▶ Source extract
Why such an architecture? First, let's explain the 4 color writes design choice.
Because nVidia expected their FP32 performance to be sufficent. So, considering they can only do 4 FP32 operations/clock, it makes a lot of sense to use a 4x2 design.
The problem, now, is that their FP32 performance is way below R300 FP24 performance. Way, way below. Here are the theorical numbers:
R300: 8x325 = 2600
NV30: 4x500 = 2000
That's about 25% slower, in a perfect theorical situation. In practice, early benchmarks show it could be even worse than that.
The idea behind 4 color outputs probably is that you'd waste much if you had 8 color outputs and you were using FP32. The problem with 4 color outputs, however, is that it's not optimal when using FP16.
As Wavey says, figuring out which instruction isn't impacted by another isn't easy at all. It's even very hard. On the plus side for nVidia, however, developers are suggested by ATI that there should be spaces between instructions who are not dependant of each other. That's because the R300 architecture *also* benefit from this.
So, even though the reasons for nVidia & ATI aren't exactly the same, both agree on it. So one won't try to educate the developers in a way which would ruin the other's architecture. And that's a good thing.
But it's probably near optimal with FP32, since it's basically the same thing as with the NV20 4x2 design.
Too bad FP32 is so slow and nVidia is forcing FP16 nearly everywhere
Poor nVidia!
Also, the 3DMark 2003 huge score increase could be attributed to *hardcoding* which instructions are independant, instead of using the default algorithm... So, the GFFX would use FP16 nearly everywhere, and its efficiency in 3DMark 2003 would be near perfect. Makes sense suddently, doesn't it?
The real question is wether the IQ difference between 90% FP16/10% FP32 & 100% FP24 is that huge... Why didn't anyone use 3DMark screenshot utility yet? Are people too cheap to buy the Pro version?
Now, why 8 Z/Stencil writes/clock?
The first reason, obviously, is the performance gain with the Z Pass: such a pass doesn't even need a color write, and it needs a LOT of Z writes. A fast Z pass lets the PS engine be used more rapidly, too, because it's waiting during the Z Pass.
But then, why can't the NV30 do 8 color writes when there's no Z Write?
Well, a first explanation would be that most people running that test use FP32. But let's assume such a test was done at FP16, and also suggested a 4x2 configuration ( a verification would be nice, too... )
Such a case would be rare, but it does exist ( HUDs might do that, for example ). So it's unlikely it's a driver bug and nVidia didn't implement it yet. Who knows... But let's assume not.

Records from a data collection

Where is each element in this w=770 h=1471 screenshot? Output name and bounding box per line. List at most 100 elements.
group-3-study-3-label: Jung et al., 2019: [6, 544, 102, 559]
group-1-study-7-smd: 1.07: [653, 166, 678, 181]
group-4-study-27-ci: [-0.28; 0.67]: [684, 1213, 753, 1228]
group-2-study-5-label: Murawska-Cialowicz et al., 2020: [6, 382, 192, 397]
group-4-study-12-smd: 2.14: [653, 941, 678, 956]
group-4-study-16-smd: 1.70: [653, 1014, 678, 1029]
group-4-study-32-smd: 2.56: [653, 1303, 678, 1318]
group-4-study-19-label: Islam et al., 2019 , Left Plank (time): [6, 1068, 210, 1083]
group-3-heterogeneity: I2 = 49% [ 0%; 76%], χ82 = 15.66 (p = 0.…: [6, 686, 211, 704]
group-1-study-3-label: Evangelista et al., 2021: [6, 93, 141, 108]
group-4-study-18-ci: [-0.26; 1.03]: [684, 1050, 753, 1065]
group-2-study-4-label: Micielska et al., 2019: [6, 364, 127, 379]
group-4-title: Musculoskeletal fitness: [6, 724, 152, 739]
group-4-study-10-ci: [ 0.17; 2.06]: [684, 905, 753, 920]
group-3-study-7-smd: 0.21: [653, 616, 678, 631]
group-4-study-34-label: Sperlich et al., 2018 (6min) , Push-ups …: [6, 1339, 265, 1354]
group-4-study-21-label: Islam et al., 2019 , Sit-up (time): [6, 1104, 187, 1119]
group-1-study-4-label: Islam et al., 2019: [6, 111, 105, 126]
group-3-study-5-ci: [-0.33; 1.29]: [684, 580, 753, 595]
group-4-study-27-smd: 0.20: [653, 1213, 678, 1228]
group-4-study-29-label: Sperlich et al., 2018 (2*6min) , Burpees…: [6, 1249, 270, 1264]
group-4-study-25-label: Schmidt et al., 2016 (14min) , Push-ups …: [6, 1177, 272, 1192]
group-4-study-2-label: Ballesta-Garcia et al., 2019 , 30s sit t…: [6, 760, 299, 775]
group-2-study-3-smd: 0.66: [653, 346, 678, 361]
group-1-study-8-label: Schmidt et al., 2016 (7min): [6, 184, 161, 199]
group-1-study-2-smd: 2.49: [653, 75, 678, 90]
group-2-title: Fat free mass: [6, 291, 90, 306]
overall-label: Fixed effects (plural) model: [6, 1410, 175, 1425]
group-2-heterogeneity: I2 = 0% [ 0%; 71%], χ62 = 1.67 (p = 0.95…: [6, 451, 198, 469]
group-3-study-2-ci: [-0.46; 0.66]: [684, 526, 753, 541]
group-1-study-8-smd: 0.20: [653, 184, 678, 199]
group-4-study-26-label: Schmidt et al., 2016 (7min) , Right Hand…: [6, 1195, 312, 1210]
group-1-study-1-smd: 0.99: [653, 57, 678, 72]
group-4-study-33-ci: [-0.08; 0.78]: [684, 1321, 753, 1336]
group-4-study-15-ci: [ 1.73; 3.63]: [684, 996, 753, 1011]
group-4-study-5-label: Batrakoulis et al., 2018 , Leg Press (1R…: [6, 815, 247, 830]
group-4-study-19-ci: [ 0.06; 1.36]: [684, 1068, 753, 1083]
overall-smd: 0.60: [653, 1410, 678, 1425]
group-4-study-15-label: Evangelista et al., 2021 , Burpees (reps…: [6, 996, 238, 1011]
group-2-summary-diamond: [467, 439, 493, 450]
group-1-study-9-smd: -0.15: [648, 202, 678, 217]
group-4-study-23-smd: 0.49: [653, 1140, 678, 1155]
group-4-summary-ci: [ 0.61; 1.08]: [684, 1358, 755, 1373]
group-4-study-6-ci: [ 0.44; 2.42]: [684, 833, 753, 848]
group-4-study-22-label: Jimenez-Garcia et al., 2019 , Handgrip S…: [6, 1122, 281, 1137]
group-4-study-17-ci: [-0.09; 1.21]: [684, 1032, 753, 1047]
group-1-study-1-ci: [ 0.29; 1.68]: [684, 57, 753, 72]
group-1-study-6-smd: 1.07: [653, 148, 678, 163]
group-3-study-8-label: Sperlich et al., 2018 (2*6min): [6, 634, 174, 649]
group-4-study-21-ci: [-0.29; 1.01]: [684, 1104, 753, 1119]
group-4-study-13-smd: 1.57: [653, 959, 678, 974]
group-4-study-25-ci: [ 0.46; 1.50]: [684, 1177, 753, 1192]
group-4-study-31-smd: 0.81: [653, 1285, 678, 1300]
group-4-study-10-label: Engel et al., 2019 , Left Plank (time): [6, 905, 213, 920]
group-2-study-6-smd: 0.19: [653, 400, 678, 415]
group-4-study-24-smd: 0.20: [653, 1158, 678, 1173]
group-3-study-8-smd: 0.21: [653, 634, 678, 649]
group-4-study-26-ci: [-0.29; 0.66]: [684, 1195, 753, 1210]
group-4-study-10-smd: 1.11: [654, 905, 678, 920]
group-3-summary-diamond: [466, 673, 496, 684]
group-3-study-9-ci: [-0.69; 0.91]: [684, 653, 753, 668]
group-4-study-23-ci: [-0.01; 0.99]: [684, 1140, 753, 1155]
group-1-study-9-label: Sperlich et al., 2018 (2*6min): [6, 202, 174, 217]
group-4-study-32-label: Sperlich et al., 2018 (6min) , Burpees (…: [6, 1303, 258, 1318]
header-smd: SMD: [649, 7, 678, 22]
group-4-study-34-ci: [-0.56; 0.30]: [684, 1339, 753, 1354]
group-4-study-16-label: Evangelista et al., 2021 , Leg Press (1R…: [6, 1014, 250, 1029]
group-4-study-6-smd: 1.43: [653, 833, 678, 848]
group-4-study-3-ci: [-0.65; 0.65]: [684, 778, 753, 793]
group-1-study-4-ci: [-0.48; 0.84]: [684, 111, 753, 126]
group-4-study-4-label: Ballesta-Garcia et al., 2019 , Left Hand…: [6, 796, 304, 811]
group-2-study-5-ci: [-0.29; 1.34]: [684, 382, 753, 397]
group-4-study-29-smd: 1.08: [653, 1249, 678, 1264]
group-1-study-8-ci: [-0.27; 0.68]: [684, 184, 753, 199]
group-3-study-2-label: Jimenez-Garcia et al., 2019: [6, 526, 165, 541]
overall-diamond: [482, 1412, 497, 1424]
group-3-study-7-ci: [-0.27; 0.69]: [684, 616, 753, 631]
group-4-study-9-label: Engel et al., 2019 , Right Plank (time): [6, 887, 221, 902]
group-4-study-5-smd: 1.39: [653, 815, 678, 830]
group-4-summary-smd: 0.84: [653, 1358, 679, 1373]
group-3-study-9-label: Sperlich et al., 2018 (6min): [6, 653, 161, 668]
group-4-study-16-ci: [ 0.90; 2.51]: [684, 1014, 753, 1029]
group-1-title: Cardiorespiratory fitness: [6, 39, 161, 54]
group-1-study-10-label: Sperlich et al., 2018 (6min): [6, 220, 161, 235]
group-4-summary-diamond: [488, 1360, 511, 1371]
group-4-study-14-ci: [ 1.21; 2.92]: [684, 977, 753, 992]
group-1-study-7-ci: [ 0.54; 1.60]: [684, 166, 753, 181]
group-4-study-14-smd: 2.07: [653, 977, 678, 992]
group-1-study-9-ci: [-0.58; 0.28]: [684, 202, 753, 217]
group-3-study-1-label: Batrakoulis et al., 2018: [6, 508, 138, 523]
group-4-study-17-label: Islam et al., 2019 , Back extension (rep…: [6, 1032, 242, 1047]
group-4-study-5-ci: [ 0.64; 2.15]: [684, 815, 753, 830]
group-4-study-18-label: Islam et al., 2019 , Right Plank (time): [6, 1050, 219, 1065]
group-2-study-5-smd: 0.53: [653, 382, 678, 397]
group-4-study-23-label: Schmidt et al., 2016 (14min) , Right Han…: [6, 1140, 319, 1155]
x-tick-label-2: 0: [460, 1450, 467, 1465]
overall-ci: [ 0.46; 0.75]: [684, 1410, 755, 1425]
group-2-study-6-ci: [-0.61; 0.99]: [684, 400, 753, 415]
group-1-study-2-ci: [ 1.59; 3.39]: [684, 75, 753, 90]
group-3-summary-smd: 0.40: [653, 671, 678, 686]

▶ Problem set
A - List every floating-point precision format mentioned in the post on the NV30 architecture.
B - Answer these questions using the post on the NV30 architecture, one per line:
(i) What theoretical number does it give for the R300?
(ii) How many FP32 operations per clock does it say nVidia can do?
(iii) How many Z/Stencil writes per clock does it ask about?
C - Return the passage from the post on the NV30 architecture, starting at "As Wavey says, figuring" and ending at "a good thing.".

▶ Solution set
A - FP32, FP24, FP16

B -
(i) 2600
(ii) 4
(iii) 8

C -
As Wavey says, figuring out which instruction isn't impacted by another isn't easy at all. It's even very hard. On the plus side for nVidia, however, developers are suggested by ATI that there should be spaces between instructions who are not dependant of each other. That's because the R300 architecture *also* benefit from this.
So, even though the reasons for nVidia & ATI aren't exactly the same, both agree on it. So one won't try to educate the developers in a way which would ruin the other's architecture. And that's a good thing.